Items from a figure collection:
————————

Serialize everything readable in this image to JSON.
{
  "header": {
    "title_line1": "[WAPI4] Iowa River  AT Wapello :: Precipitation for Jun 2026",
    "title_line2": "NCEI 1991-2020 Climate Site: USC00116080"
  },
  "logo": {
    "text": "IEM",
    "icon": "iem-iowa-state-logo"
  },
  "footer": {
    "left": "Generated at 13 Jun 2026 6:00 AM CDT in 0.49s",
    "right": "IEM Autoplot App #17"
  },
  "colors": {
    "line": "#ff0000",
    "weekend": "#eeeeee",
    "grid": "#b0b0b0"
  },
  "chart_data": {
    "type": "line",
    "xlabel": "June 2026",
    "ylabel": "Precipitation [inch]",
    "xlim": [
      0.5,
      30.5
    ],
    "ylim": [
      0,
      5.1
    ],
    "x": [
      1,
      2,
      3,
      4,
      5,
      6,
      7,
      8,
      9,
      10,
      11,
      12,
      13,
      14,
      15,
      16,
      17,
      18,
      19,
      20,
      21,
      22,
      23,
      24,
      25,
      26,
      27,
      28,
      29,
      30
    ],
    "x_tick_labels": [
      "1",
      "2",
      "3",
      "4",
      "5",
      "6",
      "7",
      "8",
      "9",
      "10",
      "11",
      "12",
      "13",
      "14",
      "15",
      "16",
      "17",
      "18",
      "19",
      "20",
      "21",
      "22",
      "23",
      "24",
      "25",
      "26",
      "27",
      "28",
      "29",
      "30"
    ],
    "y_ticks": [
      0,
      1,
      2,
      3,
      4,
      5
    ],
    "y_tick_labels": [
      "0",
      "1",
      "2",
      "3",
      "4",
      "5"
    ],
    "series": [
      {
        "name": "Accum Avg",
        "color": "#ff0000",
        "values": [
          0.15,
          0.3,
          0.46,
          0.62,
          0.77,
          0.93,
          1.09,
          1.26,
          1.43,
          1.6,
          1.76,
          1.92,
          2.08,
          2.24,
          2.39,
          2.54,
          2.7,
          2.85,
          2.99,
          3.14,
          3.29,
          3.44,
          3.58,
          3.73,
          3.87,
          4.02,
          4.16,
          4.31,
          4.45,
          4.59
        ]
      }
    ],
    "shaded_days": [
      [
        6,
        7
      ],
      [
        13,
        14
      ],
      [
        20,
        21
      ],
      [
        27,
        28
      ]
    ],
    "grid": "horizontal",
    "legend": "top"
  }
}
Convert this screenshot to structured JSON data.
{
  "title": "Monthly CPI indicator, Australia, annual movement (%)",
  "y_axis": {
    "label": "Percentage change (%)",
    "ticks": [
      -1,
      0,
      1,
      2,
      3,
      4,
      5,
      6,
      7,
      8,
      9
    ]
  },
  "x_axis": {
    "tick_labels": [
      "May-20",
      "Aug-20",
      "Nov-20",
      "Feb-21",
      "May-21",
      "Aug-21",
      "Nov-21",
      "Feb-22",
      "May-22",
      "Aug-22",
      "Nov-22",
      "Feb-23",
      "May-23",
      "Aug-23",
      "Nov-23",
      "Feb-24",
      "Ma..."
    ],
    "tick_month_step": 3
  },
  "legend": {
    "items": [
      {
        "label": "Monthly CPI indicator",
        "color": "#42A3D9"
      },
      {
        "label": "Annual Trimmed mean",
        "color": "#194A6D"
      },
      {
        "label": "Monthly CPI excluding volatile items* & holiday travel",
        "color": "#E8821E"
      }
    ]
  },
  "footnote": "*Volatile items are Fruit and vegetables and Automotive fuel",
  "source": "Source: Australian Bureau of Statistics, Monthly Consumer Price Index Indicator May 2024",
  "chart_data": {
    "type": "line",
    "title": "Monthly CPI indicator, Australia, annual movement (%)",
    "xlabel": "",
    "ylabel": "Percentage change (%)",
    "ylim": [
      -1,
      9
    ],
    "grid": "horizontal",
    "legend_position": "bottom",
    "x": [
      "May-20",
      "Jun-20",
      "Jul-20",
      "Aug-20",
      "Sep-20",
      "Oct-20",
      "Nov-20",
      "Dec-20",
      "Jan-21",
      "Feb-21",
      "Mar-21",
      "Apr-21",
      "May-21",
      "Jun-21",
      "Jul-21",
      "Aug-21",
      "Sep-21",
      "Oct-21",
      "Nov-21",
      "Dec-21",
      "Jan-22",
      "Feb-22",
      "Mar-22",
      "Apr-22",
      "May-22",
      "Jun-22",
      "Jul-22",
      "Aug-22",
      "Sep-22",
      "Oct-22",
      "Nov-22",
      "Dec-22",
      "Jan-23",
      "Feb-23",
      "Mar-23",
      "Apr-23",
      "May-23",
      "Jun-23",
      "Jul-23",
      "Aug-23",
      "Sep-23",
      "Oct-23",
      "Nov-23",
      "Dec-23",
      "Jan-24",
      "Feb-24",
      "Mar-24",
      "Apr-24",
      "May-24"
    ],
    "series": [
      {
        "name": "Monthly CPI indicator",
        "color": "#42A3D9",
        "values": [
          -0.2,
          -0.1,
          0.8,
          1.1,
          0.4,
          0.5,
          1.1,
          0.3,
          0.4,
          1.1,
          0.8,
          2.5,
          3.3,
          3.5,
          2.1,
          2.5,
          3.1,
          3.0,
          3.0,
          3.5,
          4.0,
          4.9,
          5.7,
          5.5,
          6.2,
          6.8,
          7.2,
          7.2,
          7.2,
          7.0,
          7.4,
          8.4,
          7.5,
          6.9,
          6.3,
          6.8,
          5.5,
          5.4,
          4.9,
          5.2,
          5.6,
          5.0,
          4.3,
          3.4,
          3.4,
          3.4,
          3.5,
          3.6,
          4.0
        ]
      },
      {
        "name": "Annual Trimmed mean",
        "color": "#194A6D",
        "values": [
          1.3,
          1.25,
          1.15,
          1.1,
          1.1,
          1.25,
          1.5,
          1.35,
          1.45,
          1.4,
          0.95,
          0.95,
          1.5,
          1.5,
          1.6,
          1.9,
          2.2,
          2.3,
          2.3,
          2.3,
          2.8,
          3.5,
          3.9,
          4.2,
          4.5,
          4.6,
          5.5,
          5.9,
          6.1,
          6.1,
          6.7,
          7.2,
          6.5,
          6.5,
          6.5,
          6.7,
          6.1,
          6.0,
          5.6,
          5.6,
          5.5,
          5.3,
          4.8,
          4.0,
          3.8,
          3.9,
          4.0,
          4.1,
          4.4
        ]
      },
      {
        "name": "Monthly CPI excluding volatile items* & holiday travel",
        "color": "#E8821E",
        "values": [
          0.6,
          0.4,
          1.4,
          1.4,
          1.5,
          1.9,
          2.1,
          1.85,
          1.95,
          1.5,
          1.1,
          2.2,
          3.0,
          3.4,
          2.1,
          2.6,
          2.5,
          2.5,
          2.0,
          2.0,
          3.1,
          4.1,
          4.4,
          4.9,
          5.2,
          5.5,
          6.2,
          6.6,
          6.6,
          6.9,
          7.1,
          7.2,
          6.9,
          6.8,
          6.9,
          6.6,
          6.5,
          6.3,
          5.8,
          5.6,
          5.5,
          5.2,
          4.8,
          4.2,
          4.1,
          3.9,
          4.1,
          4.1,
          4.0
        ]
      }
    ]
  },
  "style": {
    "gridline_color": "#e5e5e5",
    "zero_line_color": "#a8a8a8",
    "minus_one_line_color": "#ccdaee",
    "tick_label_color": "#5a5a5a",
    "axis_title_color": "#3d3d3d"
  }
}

————————

Extract the listing in its entirety, matching it exactly.

Serialize everything readable in this image to JSON.
{
  "header": {
    "title_line1": "[WAPI4] Iowa River  AT Wapello :: Precipitation for Jun 2026",
    "title_line2": "NCEI 1991-2020 Climate Site: USC00116080"
  },
  "logo": {
    "text": "IEM",
    "icon": "iem-iowa-state-logo"
  },
  "footer": {
    "left": "Generated at 13 Jun 2026 6:00 AM CDT in 0.49s",
    "right": "IEM Autoplot App #17"
  },
  "colors": {
    "line": "#ff0000",
    "weekend": "#eeeeee",
    "grid": "#b0b0b0"
  },
  "chart_data": {
    "type": "line",
    "xlabel": "June 2026",
    "ylabel": "Precipitation [inch]",
    "xlim": [
      0.5,
      30.5
    ],
    "ylim": [
      0,
      5.1
    ],
    "x": [
      1,
      2,
      3,
      4,
      5,
      6,
      7,
      8,
      9,
      10,
      11,
      12,
      13,
      14,
      15,
      16,
      17,
      18,
      19,
      20,
      21,
      22,
      23,
      24,
      25,
      26,
      27,
      28,
      29,
      30
    ],
    "x_tick_labels": [
      "1",
      "2",
      "3",
      "4",
      "5",
      "6",
      "7",
      "8",
      "9",
      "10",
      "11",
      "12",
      "13",
      "14",
      "15",
      "16",
      "17",
      "18",
      "19",
      "20",
      "21",
      "22",
      "23",
      "24",
      "25",
      "26",
      "27",
      "28",
      "29",
      "30"
    ],
    "y_ticks": [
      0,
      1,
      2,
      3,
      4,
      5
    ],
    "y_tick_labels": [
      "0",
      "1",
      "2",
      "3",
      "4",
      "5"
    ],
    "series": [
      {
        "name": "Accum Avg",
        "color": "#ff0000",
        "values": [
          0.15,
          0.3,
          0.46,
          0.62,
          0.77,
          0.93,
          1.09,
          1.26,
          1.43,
          1.6,
          1.76,
          1.92,
          2.08,
          2.24,
          2.39,
          2.54,
          2.7,
          2.85,
          2.99,
          3.14,
          3.29,
          3.44,
          3.58,
          3.73,
          3.87,
          4.02,
          4.16,
          4.31,
          4.45,
          4.59
        ]
      }
    ],
    "shaded_days": [
      [
        6,
        7
      ],
      [
        13,
        14
      ],
      [
        20,
        21
      ],
      [
        27,
        28
      ]
    ],
    "grid": "horizontal",
    "legend": "top"
  }
}
Convert this screenshot to structured JSON data.
{
  "title": "Monthly CPI indicator, Australia, annual movement (%)",
  "y_axis": {
    "label": "Percentage change (%)",
    "ticks": [
      -1,
      0,
      1,
      2,
      3,
      4,
      5,
      6,
      7,
      8,
      9
    ]
  },
  "x_axis": {
    "tick_labels": [
      "May-20",
      "Aug-20",
      "Nov-20",
      "Feb-21",
      "May-21",
      "Aug-21",
      "Nov-21",
      "Feb-22",
      "May-22",
      "Aug-22",
      "Nov-22",
      "Feb-23",
      "May-23",
      "Aug-23",
      "Nov-23",
      "Feb-24",
      "Ma..."
    ],
    "tick_month_step": 3
  },
  "legend": {
    "items": [
      {
        "label": "Monthly CPI indicator",
        "color": "#42A3D9"
      },
      {
        "label": "Annual Trimmed mean",
        "color": "#194A6D"
      },
      {
        "label": "Monthly CPI excluding volatile items* & holiday travel",
        "color": "#E8821E"
      }
    ]
  },
  "footnote": "*Volatile items are Fruit and vegetables and Automotive fuel",
  "source": "Source: Australian Bureau of Statistics, Monthly Consumer Price Index Indicator May 2024",
  "chart_data": {
    "type": "line",
    "title": "Monthly CPI indicator, Australia, annual movement (%)",
    "xlabel": "",
    "ylabel": "Percentage change (%)",
    "ylim": [
      -1,
      9
    ],
    "grid": "horizontal",
    "legend_position": "bottom",
    "x": [
      "May-20",
      "Jun-20",
      "Jul-20",
      "Aug-20",
      "Sep-20",
      "Oct-20",
      "Nov-20",
      "Dec-20",
      "Jan-21",
      "Feb-21",
      "Mar-21",
      "Apr-21",
      "May-21",
      "Jun-21",
      "Jul-21",
      "Aug-21",
      "Sep-21",
      "Oct-21",
      "Nov-21",
      "Dec-21",
      "Jan-22",
      "Feb-22",
      "Mar-22",
      "Apr-22",
      "May-22",
      "Jun-22",
      "Jul-22",
      "Aug-22",
      "Sep-22",
      "Oct-22",
      "Nov-22",
      "Dec-22",
      "Jan-23",
      "Feb-23",
      "Mar-23",
      "Apr-23",
      "May-23",
      "Jun-23",
      "Jul-23",
      "Aug-23",
      "Sep-23",
      "Oct-23",
      "Nov-23",
      "Dec-23",
      "Jan-24",
      "Feb-24",
      "Mar-24",
      "Apr-24",
      "May-24"
    ],
    "series": [
      {
        "name": "Monthly CPI indicator",
        "color": "#42A3D9",
        "values": [
          -0.2,
          -0.1,
          0.8,
          1.1,
          0.4,
          0.5,
          1.1,
          0.3,
          0.4,
          1.1,
          0.8,
          2.5,
          3.3,
          3.5,
          2.1,
          2.5,
          3.1,
          3.0,
          3.0,
          3.5,
          4.0,
          4.9,
          5.7,
          5.5,
          6.2,
          6.8,
          7.2,
          7.2,
          7.2,
          7.0,
          7.4,
          8.4,
          7.5,
          6.9,
          6.3,
          6.8,
          5.5,
          5.4,
          4.9,
          5.2,
          5.6,
          5.0,
          4.3,
          3.4,
          3.4,
          3.4,
          3.5,
          3.6,
          4.0
        ]
      },
      {
        "name": "Annual Trimmed mean",
        "color": "#194A6D",
        "values": [
          1.3,
          1.25,
          1.15,
          1.1,
          1.1,
          1.25,
          1.5,
          1.35,
          1.45,
          1.4,
          0.95,
          0.95,
          1.5,
          1.5,
          1.6,
          1.9,
          2.2,
          2.3,
          2.3,
          2.3,
          2.8,
          3.5,
          3.9,
          4.2,
          4.5,
          4.6,
          5.5,
          5.9,
          6.1,
          6.1,
          6.7,
          7.2,
          6.5,
          6.5,
          6.5,
          6.7,
          6.1,
          6.0,
          5.6,
          5.6,
          5.5,
          5.3,
          4.8,
          4.0,
          3.8,
          3.9,
          4.0,
          4.1,
          4.4
        ]
      },
      {
        "name": "Monthly CPI excluding volatile items* & holiday travel",
        "color": "#E8821E",
        "values": [
          0.6,
          0.4,
          1.4,
          1.4,
          1.5,
          1.9,
          2.1,
          1.85,
          1.95,
          1.5,
          1.1,
          2.2,
          3.0,
          3.4,
          2.1,
          2.6,
          2.5,
          2.5,
          2.0,
          2.0,
          3.1,
          4.1,
          4.4,
          4.9,
          5.2,
          5.5,
          6.2,
          6.6,
          6.6,
          6.9,
          7.1,
          7.2,
          6.9,
          6.8,
          6.9,
          6.6,
          6.5,
          6.3,
          5.8,
          5.6,
          5.5,
          5.2,
          4.8,
          4.2,
          4.1,
          3.9,
          4.1,
          4.1,
          4.0
        ]
      }
    ]
  },
  "style": {
    "gridline_color": "#e5e5e5",
    "zero_line_color": "#a8a8a8",
    "minus_one_line_color": "#ccdaee",
    "tick_label_color": "#5a5a5a",
    "axis_title_color": "#3d3d3d"
  }
}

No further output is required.